Exercise
Below is a block of records; repeat each one exactly.

::::

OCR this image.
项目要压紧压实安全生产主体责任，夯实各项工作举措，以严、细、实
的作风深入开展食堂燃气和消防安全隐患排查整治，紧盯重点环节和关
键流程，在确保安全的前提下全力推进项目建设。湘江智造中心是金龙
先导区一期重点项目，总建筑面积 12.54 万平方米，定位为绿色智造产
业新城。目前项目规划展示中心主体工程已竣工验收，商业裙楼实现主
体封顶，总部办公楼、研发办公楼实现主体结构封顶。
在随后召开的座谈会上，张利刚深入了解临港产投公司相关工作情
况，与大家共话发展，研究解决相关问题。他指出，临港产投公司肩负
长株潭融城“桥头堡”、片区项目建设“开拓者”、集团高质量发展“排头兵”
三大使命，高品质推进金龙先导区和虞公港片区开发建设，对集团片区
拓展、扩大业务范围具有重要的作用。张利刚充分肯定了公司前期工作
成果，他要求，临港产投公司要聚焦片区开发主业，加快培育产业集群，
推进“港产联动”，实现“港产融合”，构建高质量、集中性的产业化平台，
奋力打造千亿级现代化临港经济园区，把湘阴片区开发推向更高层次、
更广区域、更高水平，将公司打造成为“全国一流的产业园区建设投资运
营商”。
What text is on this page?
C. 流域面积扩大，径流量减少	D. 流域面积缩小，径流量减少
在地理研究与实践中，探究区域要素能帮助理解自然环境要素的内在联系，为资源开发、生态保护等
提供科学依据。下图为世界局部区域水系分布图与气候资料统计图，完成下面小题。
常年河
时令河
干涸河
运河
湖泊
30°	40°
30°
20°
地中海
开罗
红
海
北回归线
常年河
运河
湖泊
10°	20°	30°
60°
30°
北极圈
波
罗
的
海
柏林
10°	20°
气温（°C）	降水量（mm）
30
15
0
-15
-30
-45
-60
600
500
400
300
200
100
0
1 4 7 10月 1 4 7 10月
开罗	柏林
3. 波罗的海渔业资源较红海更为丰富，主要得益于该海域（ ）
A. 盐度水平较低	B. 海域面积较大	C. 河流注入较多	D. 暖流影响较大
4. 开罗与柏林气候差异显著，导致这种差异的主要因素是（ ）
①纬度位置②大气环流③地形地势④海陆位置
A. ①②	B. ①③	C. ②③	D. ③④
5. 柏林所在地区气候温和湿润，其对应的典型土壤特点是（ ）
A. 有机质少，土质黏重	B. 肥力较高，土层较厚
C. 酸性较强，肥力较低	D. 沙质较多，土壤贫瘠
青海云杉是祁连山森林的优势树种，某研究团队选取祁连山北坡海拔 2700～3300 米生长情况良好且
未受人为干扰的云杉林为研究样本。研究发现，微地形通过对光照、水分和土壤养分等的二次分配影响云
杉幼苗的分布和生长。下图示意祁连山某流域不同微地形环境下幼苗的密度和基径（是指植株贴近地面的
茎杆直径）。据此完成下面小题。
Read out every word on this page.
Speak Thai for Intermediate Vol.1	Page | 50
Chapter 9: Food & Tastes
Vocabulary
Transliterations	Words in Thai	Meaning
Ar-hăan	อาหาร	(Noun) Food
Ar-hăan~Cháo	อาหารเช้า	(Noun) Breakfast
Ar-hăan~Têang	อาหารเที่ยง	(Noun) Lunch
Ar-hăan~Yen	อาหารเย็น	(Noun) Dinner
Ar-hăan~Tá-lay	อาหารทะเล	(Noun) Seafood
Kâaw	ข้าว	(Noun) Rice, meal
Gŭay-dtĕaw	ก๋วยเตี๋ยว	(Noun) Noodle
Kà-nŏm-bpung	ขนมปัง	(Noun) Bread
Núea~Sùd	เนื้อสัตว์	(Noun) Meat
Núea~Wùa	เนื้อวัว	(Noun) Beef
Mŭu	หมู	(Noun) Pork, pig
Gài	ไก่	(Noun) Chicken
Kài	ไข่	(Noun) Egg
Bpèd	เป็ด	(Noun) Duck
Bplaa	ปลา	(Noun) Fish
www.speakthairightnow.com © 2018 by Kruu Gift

::::

Response
OCR this image.
项目要压紧压实安全生产主体责任，夯实各项工作举措，以严、细、实
的作风深入开展食堂燃气和消防安全隐患排查整治，紧盯重点环节和关
键流程，在确保安全的前提下全力推进项目建设。湘江智造中心是金龙
先导区一期重点项目，总建筑面积 12.54 万平方米，定位为绿色智造产
业新城。目前项目规划展示中心主体工程已竣工验收，商业裙楼实现主
体封顶，总部办公楼、研发办公楼实现主体结构封顶。
在随后召开的座谈会上，张利刚深入了解临港产投公司相关工作情
况，与大家共话发展，研究解决相关问题。他指出，临港产投公司肩负
长株潭融城“桥头堡”、片区项目建设“开拓者”、集团高质量发展“排头兵”
三大使命，高品质推进金龙先导区和虞公港片区开发建设，对集团片区
拓展、扩大业务范围具有重要的作用。张利刚充分肯定了公司前期工作
成果，他要求，临港产投公司要聚焦片区开发主业，加快培育产业集群，
推进“港产联动”，实现“港产融合”，构建高质量、集中性的产业化平台，
奋力打造千亿级现代化临港经济园区，把湘阴片区开发推向更高层次、
更广区域、更高水平，将公司打造成为“全国一流的产业园区建设投资运
营商”。
What text is on this page?
C. 流域面积扩大，径流量减少	D. 流域面积缩小，径流量减少
在地理研究与实践中，探究区域要素能帮助理解自然环境要素的内在联系，为资源开发、生态保护等
提供科学依据。下图为世界局部区域水系分布图与气候资料统计图，完成下面小题。
常年河
时令河
干涸河
运河
湖泊
30°	40°
30°
20°
地中海
开罗
红
海
北回归线
常年河
运河
湖泊
10°	20°	30°
60°
30°
北极圈
波
罗
的
海
柏林
10°	20°
气温（°C）	降水量（mm）
30
15
0
-15
-30
-45
-60
600
500
400
300
200
100
0
1 4 7 10月 1 4 7 10月
开罗	柏林
3. 波罗的海渔业资源较红海更为丰富，主要得益于该海域（ ）
A. 盐度水平较低	B. 海域面积较大	C. 河流注入较多	D. 暖流影响较大
4. 开罗与柏林气候差异显著，导致这种差异的主要因素是（ ）
①纬度位置②大气环流③地形地势④海陆位置
A. ①②	B. ①③	C. ②③	D. ③④
5. 柏林所在地区气候温和湿润，其对应的典型土壤特点是（ ）
A. 有机质少，土质黏重	B. 肥力较高，土层较厚
C. 酸性较强，肥力较低	D. 沙质较多，土壤贫瘠
青海云杉是祁连山森林的优势树种，某研究团队选取祁连山北坡海拔 2700～3300 米生长情况良好且
未受人为干扰的云杉林为研究样本。研究发现，微地形通过对光照、水分和土壤养分等的二次分配影响云
杉幼苗的分布和生长。下图示意祁连山某流域不同微地形环境下幼苗的密度和基径（是指植株贴近地面的
茎杆直径）。据此完成下面小题。
Read out every word on this page.
Speak Thai for Intermediate Vol.1	Page | 50
Chapter 9: Food & Tastes
Vocabulary
Transliterations	Words in Thai	Meaning
Ar-hăan	อาหาร	(Noun) Food
Ar-hăan~Cháo	อาหารเช้า	(Noun) Breakfast
Ar-hăan~Têang	อาหารเที่ยง	(Noun) Lunch
Ar-hăan~Yen	อาหารเย็น	(Noun) Dinner
Ar-hăan~Tá-lay	อาหารทะเล	(Noun) Seafood
Kâaw	ข้าว	(Noun) Rice, meal
Gŭay-dtĕaw	ก๋วยเตี๋ยว	(Noun) Noodle
Kà-nŏm-bpung	ขนมปัง	(Noun) Bread
Núea~Sùd	เนื้อสัตว์	(Noun) Meat
Núea~Wùa	เนื้อวัว	(Noun) Beef
Mŭu	หมู	(Noun) Pork, pig
Gài	ไก่	(Noun) Chicken
Kài	ไข่	(Noun) Egg
Bpèd	เป็ด	(Noun) Duck
Bplaa	ปลา	(Noun) Fish
www.speakthairightnow.com © 2018 by Kruu Gift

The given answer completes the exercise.